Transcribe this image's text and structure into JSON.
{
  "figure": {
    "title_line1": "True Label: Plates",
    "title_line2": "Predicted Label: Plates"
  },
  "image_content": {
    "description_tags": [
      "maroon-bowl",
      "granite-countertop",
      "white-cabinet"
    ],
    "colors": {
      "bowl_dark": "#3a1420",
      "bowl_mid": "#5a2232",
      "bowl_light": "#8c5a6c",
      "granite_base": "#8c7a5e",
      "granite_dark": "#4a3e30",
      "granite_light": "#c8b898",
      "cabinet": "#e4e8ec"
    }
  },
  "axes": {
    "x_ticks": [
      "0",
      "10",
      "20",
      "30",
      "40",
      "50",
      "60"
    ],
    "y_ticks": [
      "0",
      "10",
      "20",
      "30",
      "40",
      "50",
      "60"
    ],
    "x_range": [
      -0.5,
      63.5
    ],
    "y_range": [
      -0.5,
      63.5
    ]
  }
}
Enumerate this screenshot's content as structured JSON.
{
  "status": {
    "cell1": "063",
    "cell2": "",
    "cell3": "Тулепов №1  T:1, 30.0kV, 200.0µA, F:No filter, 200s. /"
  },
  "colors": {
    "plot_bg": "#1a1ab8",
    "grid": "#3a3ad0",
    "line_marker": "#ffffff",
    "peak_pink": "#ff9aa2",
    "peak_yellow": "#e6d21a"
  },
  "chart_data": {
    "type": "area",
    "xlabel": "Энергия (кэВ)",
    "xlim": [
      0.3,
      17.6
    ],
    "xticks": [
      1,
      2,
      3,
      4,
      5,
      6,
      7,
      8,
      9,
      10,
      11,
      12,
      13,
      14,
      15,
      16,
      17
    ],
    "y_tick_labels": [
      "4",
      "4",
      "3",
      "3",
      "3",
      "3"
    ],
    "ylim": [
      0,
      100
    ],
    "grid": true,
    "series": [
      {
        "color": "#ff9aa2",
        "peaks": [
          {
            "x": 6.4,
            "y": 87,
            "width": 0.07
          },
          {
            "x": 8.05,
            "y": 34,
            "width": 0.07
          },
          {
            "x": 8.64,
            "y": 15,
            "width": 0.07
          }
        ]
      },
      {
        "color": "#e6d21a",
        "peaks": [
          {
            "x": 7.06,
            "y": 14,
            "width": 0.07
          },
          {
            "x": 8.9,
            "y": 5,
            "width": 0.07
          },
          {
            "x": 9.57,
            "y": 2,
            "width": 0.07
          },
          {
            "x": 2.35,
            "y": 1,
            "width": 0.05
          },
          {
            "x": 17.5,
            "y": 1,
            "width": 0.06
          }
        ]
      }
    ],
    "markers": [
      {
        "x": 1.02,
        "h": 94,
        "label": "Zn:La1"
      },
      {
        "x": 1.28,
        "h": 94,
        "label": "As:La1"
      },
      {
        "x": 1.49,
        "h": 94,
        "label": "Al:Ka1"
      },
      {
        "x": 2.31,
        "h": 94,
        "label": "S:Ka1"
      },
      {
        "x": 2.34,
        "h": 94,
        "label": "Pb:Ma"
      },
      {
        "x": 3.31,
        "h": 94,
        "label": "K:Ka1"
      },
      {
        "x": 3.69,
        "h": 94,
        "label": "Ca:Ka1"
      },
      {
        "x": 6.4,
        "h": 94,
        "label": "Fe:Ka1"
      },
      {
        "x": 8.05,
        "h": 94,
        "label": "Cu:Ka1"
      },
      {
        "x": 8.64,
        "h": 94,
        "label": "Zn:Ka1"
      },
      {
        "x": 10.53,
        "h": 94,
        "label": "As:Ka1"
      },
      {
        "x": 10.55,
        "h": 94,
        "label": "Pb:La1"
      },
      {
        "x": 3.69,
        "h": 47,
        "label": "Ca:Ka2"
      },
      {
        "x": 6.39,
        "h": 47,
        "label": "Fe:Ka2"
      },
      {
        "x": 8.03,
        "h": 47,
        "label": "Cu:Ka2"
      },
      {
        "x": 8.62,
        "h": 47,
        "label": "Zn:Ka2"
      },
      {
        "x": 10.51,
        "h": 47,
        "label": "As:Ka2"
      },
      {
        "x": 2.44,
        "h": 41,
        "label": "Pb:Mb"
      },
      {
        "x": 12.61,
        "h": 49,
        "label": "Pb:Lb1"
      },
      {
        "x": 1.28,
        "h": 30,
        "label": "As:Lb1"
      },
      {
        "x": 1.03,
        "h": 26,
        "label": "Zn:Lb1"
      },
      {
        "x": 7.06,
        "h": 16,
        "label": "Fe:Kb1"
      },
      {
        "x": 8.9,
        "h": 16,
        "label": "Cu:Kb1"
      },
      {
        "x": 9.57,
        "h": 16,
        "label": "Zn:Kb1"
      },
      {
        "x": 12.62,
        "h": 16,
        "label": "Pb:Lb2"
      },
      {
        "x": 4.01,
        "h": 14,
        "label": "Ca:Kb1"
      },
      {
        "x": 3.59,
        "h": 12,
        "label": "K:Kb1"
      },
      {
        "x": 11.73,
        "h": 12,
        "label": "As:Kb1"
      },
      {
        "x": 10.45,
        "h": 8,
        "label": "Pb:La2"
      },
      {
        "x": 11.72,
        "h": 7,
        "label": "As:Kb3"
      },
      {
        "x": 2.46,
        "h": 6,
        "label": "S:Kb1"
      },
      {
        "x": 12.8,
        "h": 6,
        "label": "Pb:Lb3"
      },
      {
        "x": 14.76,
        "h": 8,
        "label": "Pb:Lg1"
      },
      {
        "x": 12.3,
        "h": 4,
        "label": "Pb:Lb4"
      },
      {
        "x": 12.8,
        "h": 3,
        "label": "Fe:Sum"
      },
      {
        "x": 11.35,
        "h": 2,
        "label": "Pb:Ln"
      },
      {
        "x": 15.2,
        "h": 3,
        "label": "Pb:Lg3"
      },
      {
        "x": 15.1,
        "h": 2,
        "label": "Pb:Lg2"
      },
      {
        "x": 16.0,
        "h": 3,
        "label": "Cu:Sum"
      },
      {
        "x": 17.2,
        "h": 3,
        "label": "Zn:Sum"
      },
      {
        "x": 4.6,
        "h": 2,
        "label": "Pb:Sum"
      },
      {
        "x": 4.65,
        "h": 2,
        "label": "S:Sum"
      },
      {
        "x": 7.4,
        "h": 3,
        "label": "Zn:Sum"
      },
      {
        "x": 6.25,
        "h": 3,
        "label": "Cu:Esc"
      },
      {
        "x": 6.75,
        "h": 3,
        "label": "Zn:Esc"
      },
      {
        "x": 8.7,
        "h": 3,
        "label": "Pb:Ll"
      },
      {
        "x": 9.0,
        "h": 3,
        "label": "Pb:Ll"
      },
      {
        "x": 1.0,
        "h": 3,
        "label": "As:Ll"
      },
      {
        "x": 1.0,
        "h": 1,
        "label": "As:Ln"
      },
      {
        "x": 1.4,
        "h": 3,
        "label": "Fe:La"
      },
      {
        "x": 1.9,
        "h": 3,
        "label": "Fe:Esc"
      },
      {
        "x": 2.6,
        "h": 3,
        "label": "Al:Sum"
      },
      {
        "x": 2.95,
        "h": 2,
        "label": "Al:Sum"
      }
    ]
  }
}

________________________

Quote each line above in full, word for word.

Transcribe this image's text and structure into JSON.
{
  "figure": {
    "title_line1": "True Label: Plates",
    "title_line2": "Predicted Label: Plates"
  },
  "image_content": {
    "description_tags": [
      "maroon-bowl",
      "granite-countertop",
      "white-cabinet"
    ],
    "colors": {
      "bowl_dark": "#3a1420",
      "bowl_mid": "#5a2232",
      "bowl_light": "#8c5a6c",
      "granite_base": "#8c7a5e",
      "granite_dark": "#4a3e30",
      "granite_light": "#c8b898",
      "cabinet": "#e4e8ec"
    }
  },
  "axes": {
    "x_ticks": [
      "0",
      "10",
      "20",
      "30",
      "40",
      "50",
      "60"
    ],
    "y_ticks": [
      "0",
      "10",
      "20",
      "30",
      "40",
      "50",
      "60"
    ],
    "x_range": [
      -0.5,
      63.5
    ],
    "y_range": [
      -0.5,
      63.5
    ]
  }
}
Enumerate this screenshot's content as structured JSON.
{
  "status": {
    "cell1": "063",
    "cell2": "",
    "cell3": "Тулепов №1  T:1, 30.0kV, 200.0µA, F:No filter, 200s. /"
  },
  "colors": {
    "plot_bg": "#1a1ab8",
    "grid": "#3a3ad0",
    "line_marker": "#ffffff",
    "peak_pink": "#ff9aa2",
    "peak_yellow": "#e6d21a"
  },
  "chart_data": {
    "type": "area",
    "xlabel": "Энергия (кэВ)",
    "xlim": [
      0.3,
      17.6
    ],
    "xticks": [
      1,
      2,
      3,
      4,
      5,
      6,
      7,
      8,
      9,
      10,
      11,
      12,
      13,
      14,
      15,
      16,
      17
    ],
    "y_tick_labels": [
      "4",
      "4",
      "3",
      "3",
      "3",
      "3"
    ],
    "ylim": [
      0,
      100
    ],
    "grid": true,
    "series": [
      {
        "color": "#ff9aa2",
        "peaks": [
          {
            "x": 6.4,
            "y": 87,
            "width": 0.07
          },
          {
            "x": 8.05,
            "y": 34,
            "width": 0.07
          },
          {
            "x": 8.64,
            "y": 15,
            "width": 0.07
          }
        ]
      },
      {
        "color": "#e6d21a",
        "peaks": [
          {
            "x": 7.06,
            "y": 14,
            "width": 0.07
          },
          {
            "x": 8.9,
            "y": 5,
            "width": 0.07
          },
          {
            "x": 9.57,
            "y": 2,
            "width": 0.07
          },
          {
            "x": 2.35,
            "y": 1,
            "width": 0.05
          },
          {
            "x": 17.5,
            "y": 1,
            "width": 0.06
          }
        ]
      }
    ],
    "markers": [
      {
        "x": 1.02,
        "h": 94,
        "label": "Zn:La1"
      },
      {
        "x": 1.28,
        "h": 94,
        "label": "As:La1"
      },
      {
        "x": 1.49,
        "h": 94,
        "label": "Al:Ka1"
      },
      {
        "x": 2.31,
        "h": 94,
        "label": "S:Ka1"
      },
      {
        "x": 2.34,
        "h": 94,
        "label": "Pb:Ma"
      },
      {
        "x": 3.31,
        "h": 94,
        "label": "K:Ka1"
      },
      {
        "x": 3.69,
        "h": 94,
        "label": "Ca:Ka1"
      },
      {
        "x": 6.4,
        "h": 94,
        "label": "Fe:Ka1"
      },
      {
        "x": 8.05,
        "h": 94,
        "label": "Cu:Ka1"
      },
      {
        "x": 8.64,
        "h": 94,
        "label": "Zn:Ka1"
      },
      {
        "x": 10.53,
        "h": 94,
        "label": "As:Ka1"
      },
      {
        "x": 10.55,
        "h": 94,
        "label": "Pb:La1"
      },
      {
        "x": 3.69,
        "h": 47,
        "label": "Ca:Ka2"
      },
      {
        "x": 6.39,
        "h": 47,
        "label": "Fe:Ka2"
      },
      {
        "x": 8.03,
        "h": 47,
        "label": "Cu:Ka2"
      },
      {
        "x": 8.62,
        "h": 47,
        "label": "Zn:Ka2"
      },
      {
        "x": 10.51,
        "h": 47,
        "label": "As:Ka2"
      },
      {
        "x": 2.44,
        "h": 41,
        "label": "Pb:Mb"
      },
      {
        "x": 12.61,
        "h": 49,
        "label": "Pb:Lb1"
      },
      {
        "x": 1.28,
        "h": 30,
        "label": "As:Lb1"
      },
      {
        "x": 1.03,
        "h": 26,
        "label": "Zn:Lb1"
      },
      {
        "x": 7.06,
        "h": 16,
        "label": "Fe:Kb1"
      },
      {
        "x": 8.9,
        "h": 16,
        "label": "Cu:Kb1"
      },
      {
        "x": 9.57,
        "h": 16,
        "label": "Zn:Kb1"
      },
      {
        "x": 12.62,
        "h": 16,
        "label": "Pb:Lb2"
      },
      {
        "x": 4.01,
        "h": 14,
        "label": "Ca:Kb1"
      },
      {
        "x": 3.59,
        "h": 12,
        "label": "K:Kb1"
      },
      {
        "x": 11.73,
        "h": 12,
        "label": "As:Kb1"
      },
      {
        "x": 10.45,
        "h": 8,
        "label": "Pb:La2"
      },
      {
        "x": 11.72,
        "h": 7,
        "label": "As:Kb3"
      },
      {
        "x": 2.46,
        "h": 6,
        "label": "S:Kb1"
      },
      {
        "x": 12.8,
        "h": 6,
        "label": "Pb:Lb3"
      },
      {
        "x": 14.76,
        "h": 8,
        "label": "Pb:Lg1"
      },
      {
        "x": 12.3,
        "h": 4,
        "label": "Pb:Lb4"
      },
      {
        "x": 12.8,
        "h": 3,
        "label": "Fe:Sum"
      },
      {
        "x": 11.35,
        "h": 2,
        "label": "Pb:Ln"
      },
      {
        "x": 15.2,
        "h": 3,
        "label": "Pb:Lg3"
      },
      {
        "x": 15.1,
        "h": 2,
        "label": "Pb:Lg2"
      },
      {
        "x": 16.0,
        "h": 3,
        "label": "Cu:Sum"
      },
      {
        "x": 17.2,
        "h": 3,
        "label": "Zn:Sum"
      },
      {
        "x": 4.6,
        "h": 2,
        "label": "Pb:Sum"
      },
      {
        "x": 4.65,
        "h": 2,
        "label": "S:Sum"
      },
      {
        "x": 7.4,
        "h": 3,
        "label": "Zn:Sum"
      },
      {
        "x": 6.25,
        "h": 3,
        "label": "Cu:Esc"
      },
      {
        "x": 6.75,
        "h": 3,
        "label": "Zn:Esc"
      },
      {
        "x": 8.7,
        "h": 3,
        "label": "Pb:Ll"
      },
      {
        "x": 9.0,
        "h": 3,
        "label": "Pb:Ll"
      },
      {
        "x": 1.0,
        "h": 3,
        "label": "As:Ll"
      },
      {
        "x": 1.0,
        "h": 1,
        "label": "As:Ln"
      },
      {
        "x": 1.4,
        "h": 3,
        "label": "Fe:La"
      },
      {
        "x": 1.9,
        "h": 3,
        "label": "Fe:Esc"
      },
      {
        "x": 2.6,
        "h": 3,
        "label": "Al:Sum"
      },
      {
        "x": 2.95,
        "h": 2,
        "label": "Al:Sum"
      }
    ]
  }
}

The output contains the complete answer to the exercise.